Supplied data
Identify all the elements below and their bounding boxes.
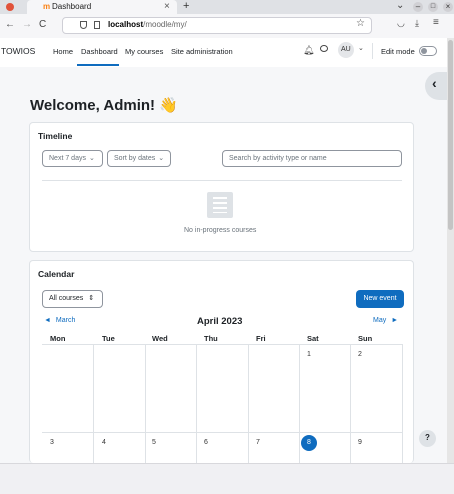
calendar-day-today[interactable]: 8 [307, 439, 311, 446]
url-host: localhost [108, 20, 144, 29]
timeline-search-placeholder: Search by activity type or name [229, 155, 327, 162]
day-header-wed: Wed [152, 334, 168, 343]
day-header-sat: Sat [307, 334, 319, 343]
calendar-grid-top [42, 344, 402, 345]
navbar-divider [372, 43, 373, 59]
edit-mode-toggle-knob [421, 48, 427, 54]
pocket-icon[interactable]: ◡ [397, 18, 405, 29]
message-icon[interactable] [320, 45, 328, 52]
sort-arrows-icon: ⇕ [88, 295, 95, 302]
day-header-thu: Thu [204, 334, 218, 343]
window-maximize-button[interactable]: □ [428, 2, 438, 12]
calendar-grid-col [196, 344, 197, 463]
calendar-day[interactable]: 9 [358, 439, 362, 446]
question-icon: ? [425, 433, 430, 442]
prev-month-link[interactable]: ◄ March [44, 317, 75, 324]
timeline-sort-label: Sort by dates [114, 155, 156, 162]
bookmark-star-icon[interactable]: ☆ [356, 18, 365, 29]
day-header-mon: Mon [50, 334, 66, 343]
new-tab-button[interactable]: + [183, 0, 189, 12]
empty-list-icon-lines [213, 197, 227, 213]
avatar-initials: AU [341, 46, 351, 53]
new-event-button[interactable]: New event [356, 290, 404, 308]
calendar-grid-col [93, 344, 94, 463]
chevron-down-icon: ⌄ [158, 155, 165, 162]
chevron-left-icon: ‹ [432, 75, 437, 91]
calendar-day[interactable]: 5 [152, 439, 156, 446]
back-button[interactable]: ← [5, 19, 15, 30]
window-bottom-area [0, 463, 454, 494]
month-title: April 2023 [197, 316, 243, 327]
timeline-title: Timeline [38, 131, 73, 141]
prev-month-label: March [55, 317, 76, 324]
timeline-day-filter[interactable]: Next 7 days ⌄ [42, 150, 103, 167]
calendar-grid-col [350, 344, 351, 463]
window-minimize-button[interactable]: – [413, 2, 423, 12]
nav-link-site-administration[interactable]: Site administration [171, 47, 233, 56]
calendar-course-select[interactable]: All courses ⇕ [42, 290, 103, 308]
url-path: /moodle/my/ [143, 20, 187, 29]
calendar-grid-col [145, 344, 146, 463]
nav-link-my-courses[interactable]: My courses [125, 47, 163, 56]
chevron-down-icon[interactable]: ⌄ [358, 44, 364, 52]
nav-link-dashboard[interactable]: Dashboard [81, 47, 118, 56]
tab-title: Dashboard [52, 2, 92, 11]
tab-close-button[interactable]: × [164, 1, 170, 12]
reload-button[interactable]: C [39, 19, 46, 30]
calendar-day[interactable]: 4 [102, 439, 106, 446]
menu-icon[interactable]: ≡ [433, 17, 439, 28]
day-header-fri: Fri [256, 334, 266, 343]
day-header-tue: Tue [102, 334, 115, 343]
forward-button[interactable]: → [22, 19, 32, 30]
page-title: Welcome, Admin! 👋 [30, 97, 178, 114]
site-brand[interactable]: TOWIOS [1, 46, 35, 56]
edit-mode-label: Edit mode [381, 47, 415, 56]
nav-active-underline [77, 64, 119, 66]
calendar-grid-col [248, 344, 249, 463]
day-header-sun: Sun [358, 334, 373, 343]
calendar-day[interactable]: 7 [256, 439, 260, 446]
timeline-divider [42, 180, 402, 181]
window-close-button[interactable]: × [443, 2, 453, 12]
caret-right-icon: ► [391, 317, 399, 324]
downloads-icon[interactable]: ⤓ [415, 18, 419, 29]
calendar-course-label: All courses [49, 295, 84, 302]
calendar-day[interactable]: 6 [204, 439, 208, 446]
shield-icon [80, 21, 87, 29]
bell-icon[interactable]: 🔔︎ [303, 45, 314, 56]
nav-link-home[interactable]: Home [53, 47, 73, 56]
tabs-overflow-chevron[interactable]: ⌄ [396, 0, 404, 11]
moodle-icon: m [43, 2, 51, 11]
caret-left-icon: ◄ [44, 317, 51, 324]
page-scrollbar-thumb[interactable] [448, 40, 453, 230]
calendar-day[interactable]: 3 [50, 439, 54, 446]
calendar-grid-right [402, 344, 403, 463]
chevron-down-icon: ⌄ [88, 155, 95, 162]
url-text: localhost/moodle/my/ [108, 20, 187, 29]
calendar-day[interactable]: 1 [307, 351, 311, 358]
firefox-icon [6, 3, 14, 11]
calendar-title: Calendar [38, 269, 75, 279]
timeline-sort-select[interactable]: Sort by dates ⌄ [107, 150, 171, 167]
calendar-day[interactable]: 2 [358, 351, 362, 358]
next-month-label: May [373, 317, 387, 324]
timeline-day-filter-label: Next 7 days [49, 155, 86, 162]
page-icon [94, 21, 100, 29]
timeline-empty-text: No in-progress courses [184, 227, 257, 234]
next-month-link[interactable]: May ► [373, 317, 398, 324]
timeline-search-input[interactable]: Search by activity type or name [222, 150, 402, 167]
calendar-grid-row-divider [42, 432, 402, 433]
calendar-grid-col [299, 344, 300, 463]
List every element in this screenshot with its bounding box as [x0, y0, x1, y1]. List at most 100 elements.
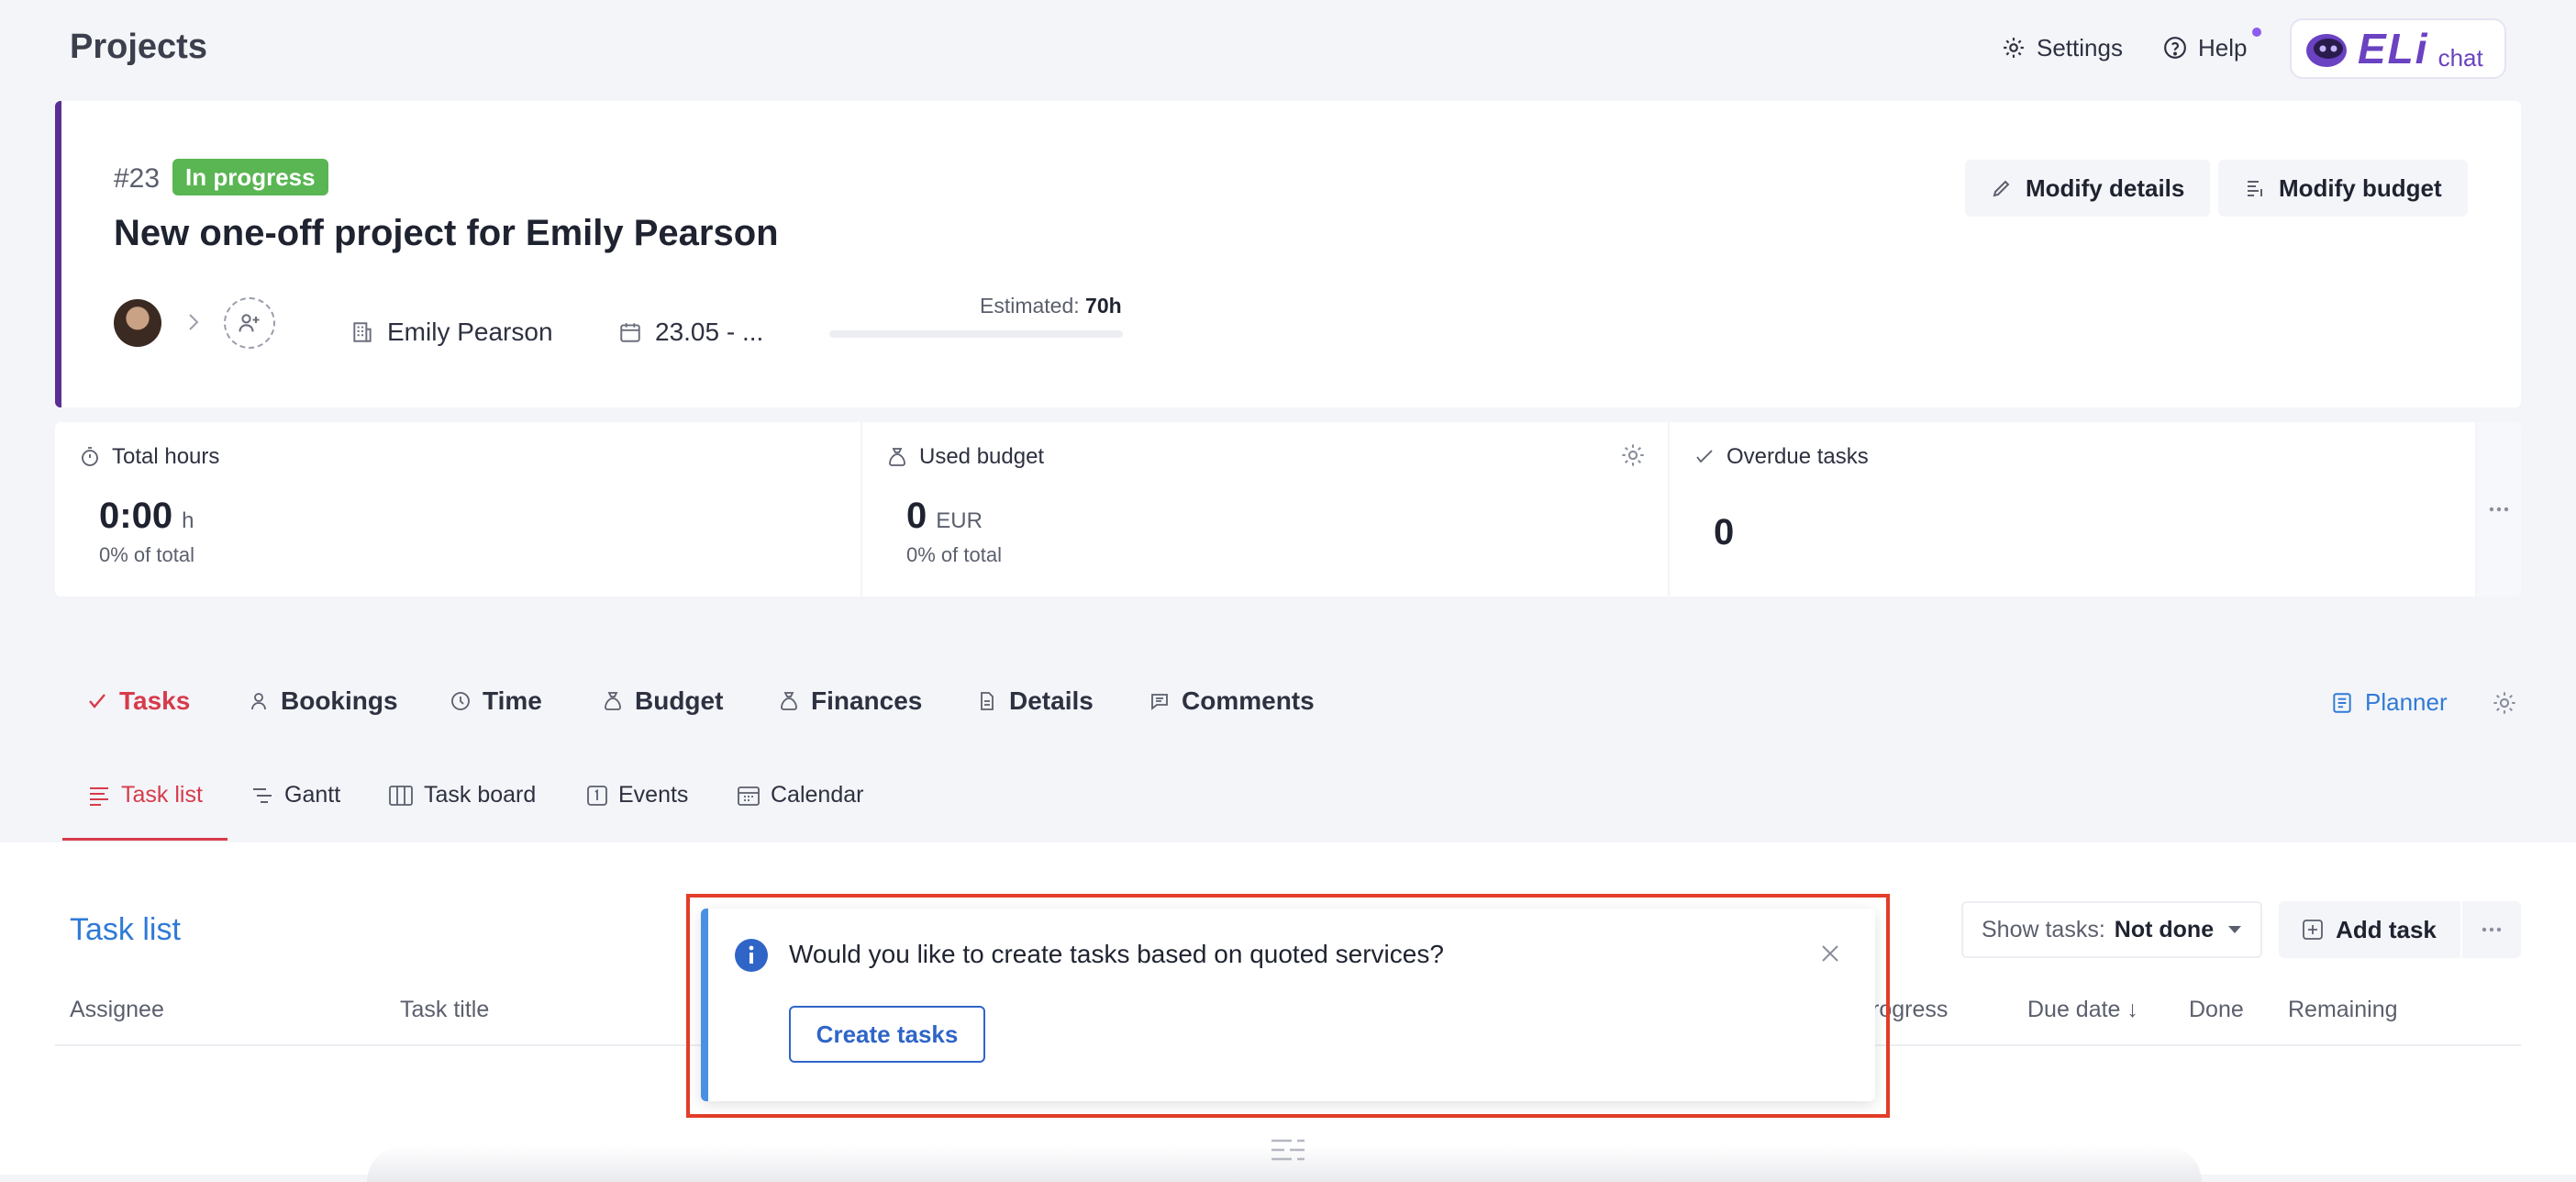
stopwatch-icon — [79, 446, 101, 468]
calendar-icon — [618, 320, 642, 344]
used-budget-pct: 0% — [906, 543, 936, 566]
status-badge: In progress — [172, 159, 328, 195]
task-more-button[interactable] — [2462, 901, 2521, 958]
notification-message: Would you like to create tasks based on … — [789, 940, 1444, 968]
client-name: Emily Pearson — [387, 318, 553, 346]
pencil-icon — [1991, 177, 2013, 199]
overdue-tasks-value: 0 — [1714, 512, 1735, 552]
subtab-calendar-label: Calendar — [771, 782, 864, 808]
board-icon — [389, 785, 413, 806]
question-icon — [2163, 36, 2187, 60]
tab-budget[interactable]: Budget — [602, 686, 723, 716]
tab-bookings-label: Bookings — [281, 686, 398, 715]
project-name: New one-off project for Emily Pearson — [114, 213, 779, 253]
page-title: Projects — [70, 28, 207, 66]
money-bag-icon — [886, 446, 908, 468]
document-icon — [976, 690, 998, 712]
tab-comments-label: Comments — [1182, 686, 1315, 715]
check-icon — [86, 690, 108, 712]
settings-button[interactable]: Settings — [2002, 28, 2123, 68]
ellipsis-icon — [2488, 506, 2510, 513]
add-user-button[interactable] — [224, 297, 275, 349]
col-done[interactable]: Done — [2189, 997, 2244, 1023]
used-budget-unit: EUR — [936, 508, 983, 533]
subtab-task-board[interactable]: Task board — [389, 782, 536, 808]
add-task-button[interactable]: Add task — [2279, 901, 2460, 958]
help-label: Help — [2198, 33, 2248, 61]
modify-details-label: Modify details — [2026, 173, 2185, 202]
modify-budget-button[interactable]: Modify budget — [2218, 160, 2468, 217]
col-assignee[interactable]: Assignee — [70, 997, 164, 1023]
stats-more-button[interactable] — [2477, 422, 2521, 597]
used-budget-label: Used budget — [919, 444, 1045, 469]
show-tasks-dropdown[interactable]: Show tasks: Not done — [1961, 901, 2262, 958]
comment-icon — [1149, 690, 1171, 712]
event-one-icon — [587, 785, 607, 806]
tab-tasks[interactable]: Tasks — [86, 686, 190, 716]
total-hours-label: Total hours — [112, 444, 220, 469]
col-due-date[interactable]: Due date ↓ — [2027, 997, 2138, 1023]
planner-button[interactable]: Planner — [2330, 688, 2448, 717]
used-budget-sub: 0% of total — [906, 543, 1002, 567]
stat-total-hours: Total hours 0:00 h 0% of total — [55, 422, 861, 597]
planner-icon — [2330, 691, 2354, 715]
date-range: 23.05 - ... — [655, 318, 764, 346]
col-remaining[interactable]: Remaining — [2288, 997, 2398, 1023]
tab-finances[interactable]: Finances — [778, 686, 922, 716]
person-icon — [248, 690, 270, 712]
estimated-value: 70h — [1085, 294, 1122, 318]
modify-budget-label: Modify budget — [2279, 173, 2442, 202]
clock-icon — [450, 690, 472, 712]
tab-budget-label: Budget — [635, 686, 724, 715]
stat-total-hours-label: Total hours — [79, 444, 219, 470]
total-hours-value: 0:00 h — [99, 496, 194, 537]
close-icon[interactable] — [1820, 943, 1840, 964]
subtab-task-board-label: Task board — [424, 782, 537, 808]
estimated-label-text: Estimated: — [980, 294, 1080, 318]
budget-settings-gear-icon[interactable] — [1620, 442, 1646, 468]
stat-used-budget: Used budget 0 EUR 0% of total — [862, 422, 1668, 597]
check-heart-icon — [1693, 446, 1715, 468]
show-tasks-value: Not done — [2114, 916, 2215, 942]
avatar[interactable] — [114, 299, 161, 347]
show-tasks-label: Show tasks: — [1982, 916, 2105, 942]
subtab-calendar[interactable]: Calendar — [738, 782, 863, 808]
add-person-icon — [237, 310, 262, 336]
tab-bookings[interactable]: Bookings — [248, 686, 398, 716]
info-icon — [734, 938, 769, 973]
subtab-events[interactable]: Events — [587, 782, 688, 808]
ellipsis-icon — [2481, 926, 2503, 933]
caret-down-icon — [2227, 925, 2242, 934]
robot-icon — [2304, 28, 2348, 69]
tab-finances-label: Finances — [811, 686, 923, 715]
coins-icon — [778, 690, 800, 712]
notification-dot — [2252, 28, 2261, 37]
help-button[interactable]: Help — [2163, 28, 2247, 68]
subtab-active-indicator — [62, 838, 228, 841]
tabs-settings-gear-icon[interactable] — [2492, 690, 2517, 716]
total-hours-sub-text: of total — [133, 543, 194, 566]
estimated-progress-bar — [829, 330, 1123, 338]
eli-chat-button[interactable]: ELi chat — [2290, 18, 2506, 79]
subtab-gantt[interactable]: Gantt — [251, 782, 340, 808]
stat-used-budget-label: Used budget — [886, 444, 1044, 470]
stat-overdue-tasks: Overdue tasks 0 — [1670, 422, 2475, 597]
tab-details[interactable]: Details — [976, 686, 1094, 716]
task-list-title: Task list — [70, 912, 181, 947]
used-budget-number: 0 — [906, 496, 927, 536]
tab-comments[interactable]: Comments — [1149, 686, 1315, 716]
overdue-tasks-label: Overdue tasks — [1727, 444, 1869, 469]
drag-handle-icon[interactable] — [1270, 1138, 1306, 1162]
col-task-title[interactable]: Task title — [400, 997, 489, 1023]
stat-overdue-tasks-label: Overdue tasks — [1693, 444, 1869, 470]
gear-icon — [2002, 36, 2026, 60]
tab-time[interactable]: Time — [450, 686, 542, 716]
list-icon — [88, 786, 110, 806]
create-tasks-button[interactable]: Create tasks — [789, 1006, 985, 1063]
total-hours-sub: 0% of total — [99, 543, 194, 567]
modify-details-button[interactable]: Modify details — [1965, 160, 2211, 217]
subtab-task-list[interactable]: Task list — [88, 782, 203, 808]
subtab-events-label: Events — [618, 782, 689, 808]
subtab-gantt-label: Gantt — [284, 782, 341, 808]
chevron-right-icon — [187, 312, 200, 332]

What the exercise asks
Repeat word for word the entries between the line containing "calendar-day-today[interactable]: 8 [307, 439, 311, 446]" and the line containing "navbar-divider [372, 43, 373, 59]", inclusive.

Written solution
calendar-day-today[interactable]: 8 [307, 439, 311, 446]
url-host: localhost [108, 20, 144, 29]
timeline-search-placeholder: Search by activity type or name [229, 155, 327, 162]
day-header-wed: Wed [152, 334, 168, 343]
day-header-sat: Sat [307, 334, 319, 343]
calendar-grid-top [42, 344, 402, 345]
navbar-divider [372, 43, 373, 59]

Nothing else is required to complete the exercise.